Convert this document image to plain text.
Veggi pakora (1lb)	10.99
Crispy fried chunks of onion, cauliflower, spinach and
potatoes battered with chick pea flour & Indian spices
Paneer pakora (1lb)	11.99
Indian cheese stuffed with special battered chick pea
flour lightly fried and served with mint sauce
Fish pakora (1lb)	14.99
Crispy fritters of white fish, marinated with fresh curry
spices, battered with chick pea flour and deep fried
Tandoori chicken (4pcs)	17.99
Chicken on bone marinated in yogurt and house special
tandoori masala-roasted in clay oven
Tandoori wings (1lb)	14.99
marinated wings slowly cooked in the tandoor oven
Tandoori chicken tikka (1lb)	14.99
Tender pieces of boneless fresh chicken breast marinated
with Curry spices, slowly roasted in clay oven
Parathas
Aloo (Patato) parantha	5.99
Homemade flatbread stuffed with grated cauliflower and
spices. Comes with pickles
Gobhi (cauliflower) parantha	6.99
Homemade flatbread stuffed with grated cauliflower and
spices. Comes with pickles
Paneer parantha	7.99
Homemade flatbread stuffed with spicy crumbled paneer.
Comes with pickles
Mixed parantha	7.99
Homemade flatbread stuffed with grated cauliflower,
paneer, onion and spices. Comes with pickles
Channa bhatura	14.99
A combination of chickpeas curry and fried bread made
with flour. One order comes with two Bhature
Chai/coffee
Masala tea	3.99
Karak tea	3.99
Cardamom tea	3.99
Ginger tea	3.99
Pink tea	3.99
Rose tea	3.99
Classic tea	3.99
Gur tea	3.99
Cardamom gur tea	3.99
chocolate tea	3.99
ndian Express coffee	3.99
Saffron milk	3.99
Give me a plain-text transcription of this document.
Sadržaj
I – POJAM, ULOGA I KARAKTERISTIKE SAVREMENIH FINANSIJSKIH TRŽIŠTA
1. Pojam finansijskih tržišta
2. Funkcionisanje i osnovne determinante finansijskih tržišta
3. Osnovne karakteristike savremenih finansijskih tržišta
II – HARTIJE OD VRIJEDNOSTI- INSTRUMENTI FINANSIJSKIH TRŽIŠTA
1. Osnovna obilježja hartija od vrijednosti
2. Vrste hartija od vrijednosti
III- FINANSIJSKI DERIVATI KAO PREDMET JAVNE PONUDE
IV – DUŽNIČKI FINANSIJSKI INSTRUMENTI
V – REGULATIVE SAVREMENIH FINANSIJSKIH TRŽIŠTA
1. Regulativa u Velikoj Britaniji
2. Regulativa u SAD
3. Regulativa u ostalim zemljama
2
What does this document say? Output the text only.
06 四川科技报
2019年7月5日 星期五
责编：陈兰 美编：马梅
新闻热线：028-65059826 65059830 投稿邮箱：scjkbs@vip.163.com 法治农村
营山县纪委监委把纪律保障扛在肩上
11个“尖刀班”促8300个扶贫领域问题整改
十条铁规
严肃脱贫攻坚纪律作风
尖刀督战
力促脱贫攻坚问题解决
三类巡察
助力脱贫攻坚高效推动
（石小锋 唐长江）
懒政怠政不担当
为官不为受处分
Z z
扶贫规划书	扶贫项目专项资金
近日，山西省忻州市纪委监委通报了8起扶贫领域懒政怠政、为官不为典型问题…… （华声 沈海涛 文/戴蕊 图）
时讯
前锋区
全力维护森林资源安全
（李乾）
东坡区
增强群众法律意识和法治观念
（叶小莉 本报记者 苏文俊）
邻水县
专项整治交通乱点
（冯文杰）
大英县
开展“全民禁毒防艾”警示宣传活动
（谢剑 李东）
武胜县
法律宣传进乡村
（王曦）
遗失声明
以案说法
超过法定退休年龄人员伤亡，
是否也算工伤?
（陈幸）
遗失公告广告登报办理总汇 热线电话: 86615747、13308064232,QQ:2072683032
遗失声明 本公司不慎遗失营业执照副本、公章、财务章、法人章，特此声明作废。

============================================================

Scan the listing above for the word "plain" and copy every line that holds it.

**EXERCISE SOLUTION:**
Convert this document image to plain text.
Give me a plain-text transcription of this document.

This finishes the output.